**WHAT NEEDS TO BE DONE:**
Below you will find a set of lines. Repeat them all exactly.

**STORED DATA:**
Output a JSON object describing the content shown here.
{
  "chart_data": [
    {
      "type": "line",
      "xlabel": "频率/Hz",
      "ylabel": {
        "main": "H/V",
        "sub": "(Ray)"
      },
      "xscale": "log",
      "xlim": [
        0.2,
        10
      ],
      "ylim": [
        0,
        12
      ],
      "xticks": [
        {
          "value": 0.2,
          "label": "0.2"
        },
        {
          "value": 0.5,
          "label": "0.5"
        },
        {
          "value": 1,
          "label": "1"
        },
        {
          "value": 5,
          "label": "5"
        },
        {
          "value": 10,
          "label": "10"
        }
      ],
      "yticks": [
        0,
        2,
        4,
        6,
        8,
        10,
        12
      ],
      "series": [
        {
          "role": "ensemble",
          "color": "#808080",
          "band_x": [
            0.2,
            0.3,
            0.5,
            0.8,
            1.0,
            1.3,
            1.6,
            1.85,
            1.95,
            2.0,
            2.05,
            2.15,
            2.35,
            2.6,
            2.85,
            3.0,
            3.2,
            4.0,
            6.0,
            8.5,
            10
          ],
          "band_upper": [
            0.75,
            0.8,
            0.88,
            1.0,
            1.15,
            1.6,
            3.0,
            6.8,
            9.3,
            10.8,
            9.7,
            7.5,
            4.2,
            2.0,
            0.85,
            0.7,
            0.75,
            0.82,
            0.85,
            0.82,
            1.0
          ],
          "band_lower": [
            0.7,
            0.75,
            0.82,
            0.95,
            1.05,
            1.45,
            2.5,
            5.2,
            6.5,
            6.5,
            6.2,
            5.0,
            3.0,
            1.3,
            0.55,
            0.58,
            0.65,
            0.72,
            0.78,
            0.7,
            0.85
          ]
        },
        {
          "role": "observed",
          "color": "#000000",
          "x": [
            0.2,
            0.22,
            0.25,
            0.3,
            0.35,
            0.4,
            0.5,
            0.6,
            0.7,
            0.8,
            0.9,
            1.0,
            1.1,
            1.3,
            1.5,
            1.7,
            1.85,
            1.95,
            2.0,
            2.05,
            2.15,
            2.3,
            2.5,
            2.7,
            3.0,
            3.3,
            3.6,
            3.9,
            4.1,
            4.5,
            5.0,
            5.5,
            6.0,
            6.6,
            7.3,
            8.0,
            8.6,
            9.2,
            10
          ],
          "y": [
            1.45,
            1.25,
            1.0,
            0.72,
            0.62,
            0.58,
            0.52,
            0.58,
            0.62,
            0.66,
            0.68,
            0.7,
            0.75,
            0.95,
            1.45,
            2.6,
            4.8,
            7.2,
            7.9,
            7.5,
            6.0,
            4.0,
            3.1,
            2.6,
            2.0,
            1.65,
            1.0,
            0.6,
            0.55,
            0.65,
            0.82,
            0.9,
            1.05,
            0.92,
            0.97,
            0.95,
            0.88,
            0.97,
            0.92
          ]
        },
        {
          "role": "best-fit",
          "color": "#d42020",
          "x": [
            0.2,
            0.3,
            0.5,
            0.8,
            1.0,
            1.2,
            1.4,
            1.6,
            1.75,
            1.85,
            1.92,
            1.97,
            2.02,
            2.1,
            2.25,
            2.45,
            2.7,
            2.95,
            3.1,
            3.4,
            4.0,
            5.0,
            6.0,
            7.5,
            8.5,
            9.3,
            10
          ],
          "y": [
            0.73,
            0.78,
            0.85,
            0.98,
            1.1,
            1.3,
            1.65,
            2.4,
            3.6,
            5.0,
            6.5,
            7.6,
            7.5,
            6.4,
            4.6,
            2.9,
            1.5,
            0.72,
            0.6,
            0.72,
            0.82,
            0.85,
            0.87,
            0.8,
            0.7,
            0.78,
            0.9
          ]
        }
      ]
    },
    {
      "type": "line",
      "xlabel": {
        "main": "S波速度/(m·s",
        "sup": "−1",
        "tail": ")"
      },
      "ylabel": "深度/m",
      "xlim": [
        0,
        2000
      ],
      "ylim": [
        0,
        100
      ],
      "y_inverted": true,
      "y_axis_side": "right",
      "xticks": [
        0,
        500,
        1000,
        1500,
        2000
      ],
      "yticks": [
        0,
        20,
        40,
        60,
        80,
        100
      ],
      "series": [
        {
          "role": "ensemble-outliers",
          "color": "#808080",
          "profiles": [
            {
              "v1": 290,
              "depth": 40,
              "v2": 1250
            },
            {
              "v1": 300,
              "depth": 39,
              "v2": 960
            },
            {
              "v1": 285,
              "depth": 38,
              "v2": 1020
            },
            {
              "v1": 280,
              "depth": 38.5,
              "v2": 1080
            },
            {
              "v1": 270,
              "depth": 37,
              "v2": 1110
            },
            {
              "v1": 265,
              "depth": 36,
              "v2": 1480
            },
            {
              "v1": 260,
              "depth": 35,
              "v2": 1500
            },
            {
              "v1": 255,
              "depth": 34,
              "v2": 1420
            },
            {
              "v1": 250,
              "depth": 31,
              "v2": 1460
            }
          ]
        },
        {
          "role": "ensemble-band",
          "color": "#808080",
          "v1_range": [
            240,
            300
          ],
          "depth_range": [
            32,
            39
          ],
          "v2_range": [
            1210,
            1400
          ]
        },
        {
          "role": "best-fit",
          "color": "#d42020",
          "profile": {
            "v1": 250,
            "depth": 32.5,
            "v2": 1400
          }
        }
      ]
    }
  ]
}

**CORRECT OUTPUT:**
Output a JSON object describing the content shown here.
{
  "chart_data": [
    {
      "type": "line",
      "xlabel": "频率/Hz",
      "ylabel": {
        "main": "H/V",
        "sub": "(Ray)"
      },
      "xscale": "log",
      "xlim": [
        0.2,
        10
      ],
      "ylim": [
        0,
        12
      ],
      "xticks": [
        {
          "value": 0.2,
          "label": "0.2"
        },
        {
          "value": 0.5,
          "label": "0.5"
        },
        {
          "value": 1,
          "label": "1"
        },
        {
          "value": 5,
          "label": "5"
        },
        {
          "value": 10,
          "label": "10"
        }
      ],
      "yticks": [
        0,
        2,
        4,
        6,
        8,
        10,
        12
      ],
      "series": [
        {
          "role": "ensemble",
          "color": "#808080",
          "band_x": [
            0.2,
            0.3,
            0.5,
            0.8,
            1.0,
            1.3,
            1.6,
            1.85,
            1.95,
            2.0,
            2.05,
            2.15,
            2.35,
            2.6,
            2.85,
            3.0,
            3.2,
            4.0,
            6.0,
            8.5,
            10
          ],
          "band_upper": [
            0.75,
            0.8,
            0.88,
            1.0,
            1.15,
            1.6,
            3.0,
            6.8,
            9.3,
            10.8,
            9.7,
            7.5,
            4.2,
            2.0,
            0.85,
            0.7,
            0.75,
            0.82,
            0.85,
            0.82,
            1.0
          ],
          "band_lower": [
            0.7,
            0.75,
            0.82,
            0.95,
            1.05,
            1.45,
            2.5,
            5.2,
            6.5,
            6.5,
            6.2,
            5.0,
            3.0,
            1.3,
            0.55,
            0.58,
            0.65,
            0.72,
            0.78,
            0.7,
            0.85
          ]
        },
        {
          "role": "observed",
          "color": "#000000",
          "x": [
            0.2,
            0.22,
            0.25,
            0.3,
            0.35,
            0.4,
            0.5,
            0.6,
            0.7,
            0.8,
            0.9,
            1.0,
            1.1,
            1.3,
            1.5,
            1.7,
            1.85,
            1.95,
            2.0,
            2.05,
            2.15,
            2.3,
            2.5,
            2.7,
            3.0,
            3.3,
            3.6,
            3.9,
            4.1,
            4.5,
            5.0,
            5.5,
            6.0,
            6.6,
            7.3,
            8.0,
            8.6,
            9.2,
            10
          ],
          "y": [
            1.45,
            1.25,
            1.0,
            0.72,
            0.62,
            0.58,
            0.52,
            0.58,
            0.62,
            0.66,
            0.68,
            0.7,
            0.75,
            0.95,
            1.45,
            2.6,
            4.8,
            7.2,
            7.9,
            7.5,
            6.0,
            4.0,
            3.1,
            2.6,
            2.0,
            1.65,
            1.0,
            0.6,
            0.55,
            0.65,
            0.82,
            0.9,
            1.05,
            0.92,
            0.97,
            0.95,
            0.88,
            0.97,
            0.92
          ]
        },
        {
          "role": "best-fit",
          "color": "#d42020",
          "x": [
            0.2,
            0.3,
            0.5,
            0.8,
            1.0,
            1.2,
            1.4,
            1.6,
            1.75,
            1.85,
            1.92,
            1.97,
            2.02,
            2.1,
            2.25,
            2.45,
            2.7,
            2.95,
            3.1,
            3.4,
            4.0,
            5.0,
            6.0,
            7.5,
            8.5,
            9.3,
            10
          ],
          "y": [
            0.73,
            0.78,
            0.85,
            0.98,
            1.1,
            1.3,
            1.65,
            2.4,
            3.6,
            5.0,
            6.5,
            7.6,
            7.5,
            6.4,
            4.6,
            2.9,
            1.5,
            0.72,
            0.6,
            0.72,
            0.82,
            0.85,
            0.87,
            0.8,
            0.7,
            0.78,
            0.9
          ]
        }
      ]
    },
    {
      "type": "line",
      "xlabel": {
        "main": "S波速度/(m·s",
        "sup": "−1",
        "tail": ")"
      },
      "ylabel": "深度/m",
      "xlim": [
        0,
        2000
      ],
      "ylim": [
        0,
        100
      ],
      "y_inverted": true,
      "y_axis_side": "right",
      "xticks": [
        0,
        500,
        1000,
        1500,
        2000
      ],
      "yticks": [
        0,
        20,
        40,
        60,
        80,
        100
      ],
      "series": [
        {
          "role": "ensemble-outliers",
          "color": "#808080",
          "profiles": [
            {
              "v1": 290,
              "depth": 40,
              "v2": 1250
            },
            {
              "v1": 300,
              "depth": 39,
              "v2": 960
            },
            {
              "v1": 285,
              "depth": 38,
              "v2": 1020
            },
            {
              "v1": 280,
              "depth": 38.5,
              "v2": 1080
            },
            {
              "v1": 270,
              "depth": 37,
              "v2": 1110
            },
            {
              "v1": 265,
              "depth": 36,
              "v2": 1480
            },
            {
              "v1": 260,
              "depth": 35,
              "v2": 1500
            },
            {
              "v1": 255,
              "depth": 34,
              "v2": 1420
            },
            {
              "v1": 250,
              "depth": 31,
              "v2": 1460
            }
          ]
        },
        {
          "role": "ensemble-band",
          "color": "#808080",
          "v1_range": [
            240,
            300
          ],
          "depth_range": [
            32,
            39
          ],
          "v2_range": [
            1210,
            1400
          ]
        },
        {
          "role": "best-fit",
          "color": "#d42020",
          "profile": {
            "v1": 250,
            "depth": 32.5,
            "v2": 1400
          }
        }
      ]
    }
  ]
}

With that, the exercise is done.